Challenge: Check each line of the listing for the string "Analysis", then state how many lines have it. Only the number is wanted.

Supplied material:
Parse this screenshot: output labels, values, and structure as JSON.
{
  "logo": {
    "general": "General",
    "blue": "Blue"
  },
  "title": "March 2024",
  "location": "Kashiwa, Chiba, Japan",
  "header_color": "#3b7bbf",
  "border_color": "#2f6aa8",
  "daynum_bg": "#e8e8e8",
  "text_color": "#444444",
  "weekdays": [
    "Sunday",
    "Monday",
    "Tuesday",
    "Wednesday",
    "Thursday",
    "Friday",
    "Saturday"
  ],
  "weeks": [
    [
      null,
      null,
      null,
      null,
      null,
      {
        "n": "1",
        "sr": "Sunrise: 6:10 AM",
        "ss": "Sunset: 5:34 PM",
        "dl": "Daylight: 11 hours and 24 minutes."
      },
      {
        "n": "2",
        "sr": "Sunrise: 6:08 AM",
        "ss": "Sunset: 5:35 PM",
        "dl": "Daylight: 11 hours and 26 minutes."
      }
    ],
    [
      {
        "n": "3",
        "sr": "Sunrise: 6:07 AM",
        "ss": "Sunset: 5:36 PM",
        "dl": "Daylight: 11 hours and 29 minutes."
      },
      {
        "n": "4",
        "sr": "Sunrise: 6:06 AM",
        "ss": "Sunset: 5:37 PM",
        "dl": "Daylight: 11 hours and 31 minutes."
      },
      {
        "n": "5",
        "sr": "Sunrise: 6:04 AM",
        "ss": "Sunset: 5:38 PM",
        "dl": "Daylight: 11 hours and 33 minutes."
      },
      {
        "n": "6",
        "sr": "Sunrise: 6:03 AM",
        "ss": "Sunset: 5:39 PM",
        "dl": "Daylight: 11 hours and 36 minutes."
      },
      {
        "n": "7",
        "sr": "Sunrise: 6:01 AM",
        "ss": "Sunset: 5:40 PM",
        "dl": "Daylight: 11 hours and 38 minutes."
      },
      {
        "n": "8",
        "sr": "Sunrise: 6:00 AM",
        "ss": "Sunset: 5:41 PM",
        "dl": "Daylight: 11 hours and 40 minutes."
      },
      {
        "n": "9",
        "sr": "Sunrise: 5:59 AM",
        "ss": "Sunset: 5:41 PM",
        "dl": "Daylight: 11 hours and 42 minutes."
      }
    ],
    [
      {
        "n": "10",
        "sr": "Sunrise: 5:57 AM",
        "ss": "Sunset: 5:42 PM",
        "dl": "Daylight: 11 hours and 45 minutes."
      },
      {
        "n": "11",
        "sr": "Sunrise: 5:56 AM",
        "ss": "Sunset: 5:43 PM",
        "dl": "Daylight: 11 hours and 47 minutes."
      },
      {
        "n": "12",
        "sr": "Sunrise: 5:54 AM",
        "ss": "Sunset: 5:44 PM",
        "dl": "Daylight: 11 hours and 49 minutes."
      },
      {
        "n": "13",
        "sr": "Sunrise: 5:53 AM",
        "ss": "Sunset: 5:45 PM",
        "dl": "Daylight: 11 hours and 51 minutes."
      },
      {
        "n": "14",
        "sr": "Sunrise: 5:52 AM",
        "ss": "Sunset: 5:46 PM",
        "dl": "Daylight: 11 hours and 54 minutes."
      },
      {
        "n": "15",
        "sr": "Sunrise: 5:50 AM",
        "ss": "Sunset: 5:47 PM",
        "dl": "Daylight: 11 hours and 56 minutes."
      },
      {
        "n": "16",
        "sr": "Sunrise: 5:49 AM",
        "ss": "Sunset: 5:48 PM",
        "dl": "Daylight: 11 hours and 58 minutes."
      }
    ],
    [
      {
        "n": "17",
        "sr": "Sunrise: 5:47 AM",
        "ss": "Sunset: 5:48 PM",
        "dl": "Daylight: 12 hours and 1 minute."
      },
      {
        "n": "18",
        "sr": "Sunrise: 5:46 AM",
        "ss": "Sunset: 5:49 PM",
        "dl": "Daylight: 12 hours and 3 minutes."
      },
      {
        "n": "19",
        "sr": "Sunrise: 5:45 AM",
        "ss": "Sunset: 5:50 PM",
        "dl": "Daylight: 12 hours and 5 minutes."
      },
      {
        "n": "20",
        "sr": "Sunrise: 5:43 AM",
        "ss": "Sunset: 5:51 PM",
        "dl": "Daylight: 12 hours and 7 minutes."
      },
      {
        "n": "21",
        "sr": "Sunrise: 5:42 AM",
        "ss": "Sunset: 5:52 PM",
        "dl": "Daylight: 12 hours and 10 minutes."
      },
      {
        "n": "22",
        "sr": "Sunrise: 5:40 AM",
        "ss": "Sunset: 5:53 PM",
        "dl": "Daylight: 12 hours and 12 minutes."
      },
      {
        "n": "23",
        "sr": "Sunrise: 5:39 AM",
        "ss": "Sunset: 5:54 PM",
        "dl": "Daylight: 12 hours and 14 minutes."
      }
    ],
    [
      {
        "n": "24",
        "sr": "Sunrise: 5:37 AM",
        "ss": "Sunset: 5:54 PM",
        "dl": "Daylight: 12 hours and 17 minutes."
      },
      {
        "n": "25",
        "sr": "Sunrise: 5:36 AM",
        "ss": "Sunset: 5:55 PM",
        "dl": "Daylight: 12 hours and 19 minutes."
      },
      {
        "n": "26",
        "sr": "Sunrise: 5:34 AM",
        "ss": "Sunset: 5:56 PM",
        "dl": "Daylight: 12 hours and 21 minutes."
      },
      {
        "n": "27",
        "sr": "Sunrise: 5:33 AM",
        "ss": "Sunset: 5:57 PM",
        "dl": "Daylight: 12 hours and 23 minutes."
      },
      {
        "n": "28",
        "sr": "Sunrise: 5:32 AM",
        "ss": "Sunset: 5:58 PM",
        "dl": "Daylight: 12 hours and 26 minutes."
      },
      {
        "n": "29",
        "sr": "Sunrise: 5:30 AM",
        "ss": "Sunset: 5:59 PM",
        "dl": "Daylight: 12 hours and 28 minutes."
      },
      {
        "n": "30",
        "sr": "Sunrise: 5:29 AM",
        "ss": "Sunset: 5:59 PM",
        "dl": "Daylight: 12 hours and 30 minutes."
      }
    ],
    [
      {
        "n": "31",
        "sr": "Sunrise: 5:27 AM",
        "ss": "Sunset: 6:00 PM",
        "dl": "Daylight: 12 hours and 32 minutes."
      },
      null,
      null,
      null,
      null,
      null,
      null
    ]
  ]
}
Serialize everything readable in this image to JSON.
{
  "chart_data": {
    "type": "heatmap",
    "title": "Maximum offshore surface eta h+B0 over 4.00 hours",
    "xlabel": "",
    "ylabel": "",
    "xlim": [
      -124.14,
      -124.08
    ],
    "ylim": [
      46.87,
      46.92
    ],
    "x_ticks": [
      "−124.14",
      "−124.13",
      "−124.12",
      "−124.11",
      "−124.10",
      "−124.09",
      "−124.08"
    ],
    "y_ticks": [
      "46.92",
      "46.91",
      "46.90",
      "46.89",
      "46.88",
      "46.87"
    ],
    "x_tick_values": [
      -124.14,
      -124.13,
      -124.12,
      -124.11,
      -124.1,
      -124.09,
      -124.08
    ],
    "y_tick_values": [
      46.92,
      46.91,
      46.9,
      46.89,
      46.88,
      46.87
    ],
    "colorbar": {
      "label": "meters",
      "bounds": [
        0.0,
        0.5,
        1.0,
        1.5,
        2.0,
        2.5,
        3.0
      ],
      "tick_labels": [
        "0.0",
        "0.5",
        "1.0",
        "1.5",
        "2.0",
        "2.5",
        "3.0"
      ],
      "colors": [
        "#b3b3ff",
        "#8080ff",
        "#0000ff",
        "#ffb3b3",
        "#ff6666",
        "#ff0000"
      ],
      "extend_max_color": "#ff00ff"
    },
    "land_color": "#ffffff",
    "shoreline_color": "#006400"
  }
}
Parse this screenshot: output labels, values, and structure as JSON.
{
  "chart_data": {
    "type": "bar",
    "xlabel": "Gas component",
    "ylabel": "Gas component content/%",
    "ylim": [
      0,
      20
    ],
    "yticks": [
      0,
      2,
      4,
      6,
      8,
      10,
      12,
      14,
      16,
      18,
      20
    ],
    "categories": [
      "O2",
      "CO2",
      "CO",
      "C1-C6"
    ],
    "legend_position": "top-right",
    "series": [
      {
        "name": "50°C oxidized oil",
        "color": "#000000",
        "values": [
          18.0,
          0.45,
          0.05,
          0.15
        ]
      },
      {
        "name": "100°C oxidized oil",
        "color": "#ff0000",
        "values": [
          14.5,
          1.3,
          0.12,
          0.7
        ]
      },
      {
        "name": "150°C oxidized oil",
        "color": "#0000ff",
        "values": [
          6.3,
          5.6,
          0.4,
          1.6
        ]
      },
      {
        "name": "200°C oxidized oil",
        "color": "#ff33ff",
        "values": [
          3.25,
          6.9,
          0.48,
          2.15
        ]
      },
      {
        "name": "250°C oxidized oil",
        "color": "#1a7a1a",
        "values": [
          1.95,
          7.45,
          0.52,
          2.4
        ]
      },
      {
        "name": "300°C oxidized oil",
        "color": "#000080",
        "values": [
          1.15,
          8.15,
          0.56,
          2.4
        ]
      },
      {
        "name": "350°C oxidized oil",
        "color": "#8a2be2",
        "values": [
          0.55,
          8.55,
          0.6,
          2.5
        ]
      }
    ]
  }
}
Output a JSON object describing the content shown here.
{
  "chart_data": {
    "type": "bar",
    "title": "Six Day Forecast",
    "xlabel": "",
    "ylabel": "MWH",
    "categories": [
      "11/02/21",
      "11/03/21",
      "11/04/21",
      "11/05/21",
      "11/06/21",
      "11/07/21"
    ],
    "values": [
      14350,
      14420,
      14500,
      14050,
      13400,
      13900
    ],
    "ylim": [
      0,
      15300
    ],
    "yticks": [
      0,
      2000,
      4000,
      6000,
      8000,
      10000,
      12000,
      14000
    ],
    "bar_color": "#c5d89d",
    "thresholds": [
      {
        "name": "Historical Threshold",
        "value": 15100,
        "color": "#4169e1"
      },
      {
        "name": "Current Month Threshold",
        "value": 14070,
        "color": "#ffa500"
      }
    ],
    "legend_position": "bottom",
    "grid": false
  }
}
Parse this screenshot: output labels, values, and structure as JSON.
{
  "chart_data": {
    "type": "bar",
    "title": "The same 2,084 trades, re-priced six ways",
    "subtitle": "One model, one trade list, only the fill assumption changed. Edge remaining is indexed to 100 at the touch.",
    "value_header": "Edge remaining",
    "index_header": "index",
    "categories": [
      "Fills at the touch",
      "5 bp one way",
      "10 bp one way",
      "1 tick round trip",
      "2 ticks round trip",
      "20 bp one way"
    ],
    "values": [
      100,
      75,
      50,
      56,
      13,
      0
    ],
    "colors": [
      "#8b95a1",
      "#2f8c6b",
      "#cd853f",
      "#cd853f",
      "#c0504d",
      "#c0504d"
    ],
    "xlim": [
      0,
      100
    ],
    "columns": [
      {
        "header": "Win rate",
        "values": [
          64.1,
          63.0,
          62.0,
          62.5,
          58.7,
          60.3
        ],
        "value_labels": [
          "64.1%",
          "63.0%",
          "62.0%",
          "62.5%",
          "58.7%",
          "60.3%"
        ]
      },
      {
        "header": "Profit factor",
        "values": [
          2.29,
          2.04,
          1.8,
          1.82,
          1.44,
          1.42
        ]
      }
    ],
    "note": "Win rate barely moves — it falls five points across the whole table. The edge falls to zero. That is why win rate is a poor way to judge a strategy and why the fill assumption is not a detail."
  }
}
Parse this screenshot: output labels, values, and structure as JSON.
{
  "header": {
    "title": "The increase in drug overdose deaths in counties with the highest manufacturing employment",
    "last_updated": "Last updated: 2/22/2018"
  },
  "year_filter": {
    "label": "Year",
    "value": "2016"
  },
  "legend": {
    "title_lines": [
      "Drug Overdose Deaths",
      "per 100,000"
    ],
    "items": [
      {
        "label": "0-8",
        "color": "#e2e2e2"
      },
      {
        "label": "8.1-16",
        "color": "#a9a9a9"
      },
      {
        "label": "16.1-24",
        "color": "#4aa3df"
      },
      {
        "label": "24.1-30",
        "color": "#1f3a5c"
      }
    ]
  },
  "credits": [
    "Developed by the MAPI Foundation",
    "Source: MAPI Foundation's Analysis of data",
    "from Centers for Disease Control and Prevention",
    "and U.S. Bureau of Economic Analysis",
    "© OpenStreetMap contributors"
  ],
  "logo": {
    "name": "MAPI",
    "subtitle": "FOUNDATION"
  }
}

Solved problem: 2